**Prompt**
Copy each line below exactly and leave the pictures out.

**Provided data**
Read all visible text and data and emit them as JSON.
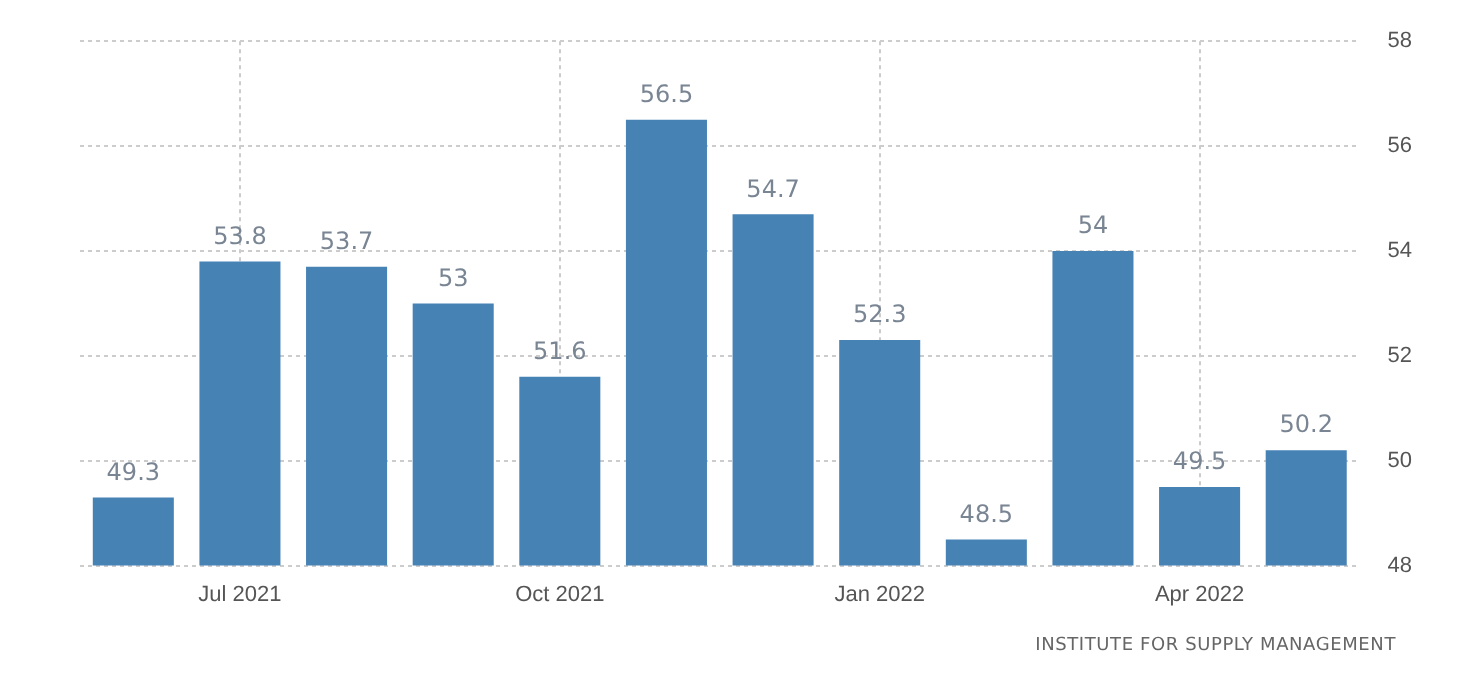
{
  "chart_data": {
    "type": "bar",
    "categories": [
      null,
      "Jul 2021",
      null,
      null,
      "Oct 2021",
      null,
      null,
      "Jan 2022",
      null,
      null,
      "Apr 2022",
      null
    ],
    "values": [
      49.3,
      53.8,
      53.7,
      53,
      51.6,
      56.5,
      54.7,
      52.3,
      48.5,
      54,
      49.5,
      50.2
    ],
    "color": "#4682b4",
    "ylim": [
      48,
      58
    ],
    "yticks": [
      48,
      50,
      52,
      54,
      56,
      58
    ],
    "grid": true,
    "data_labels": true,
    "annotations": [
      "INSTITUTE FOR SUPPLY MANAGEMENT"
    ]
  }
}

**Correct response**
Read all visible text and data and emit them as JSON.
{
  "chart_data": {
    "type": "bar",
    "categories": [
      null,
      "Jul 2021",
      null,
      null,
      "Oct 2021",
      null,
      null,
      "Jan 2022",
      null,
      null,
      "Apr 2022",
      null
    ],
    "values": [
      49.3,
      53.8,
      53.7,
      53,
      51.6,
      56.5,
      54.7,
      52.3,
      48.5,
      54,
      49.5,
      50.2
    ],
    "color": "#4682b4",
    "ylim": [
      48,
      58
    ],
    "yticks": [
      48,
      50,
      52,
      54,
      56,
      58
    ],
    "grid": true,
    "data_labels": true,
    "annotations": [
      "INSTITUTE FOR SUPPLY MANAGEMENT"
    ]
  }
}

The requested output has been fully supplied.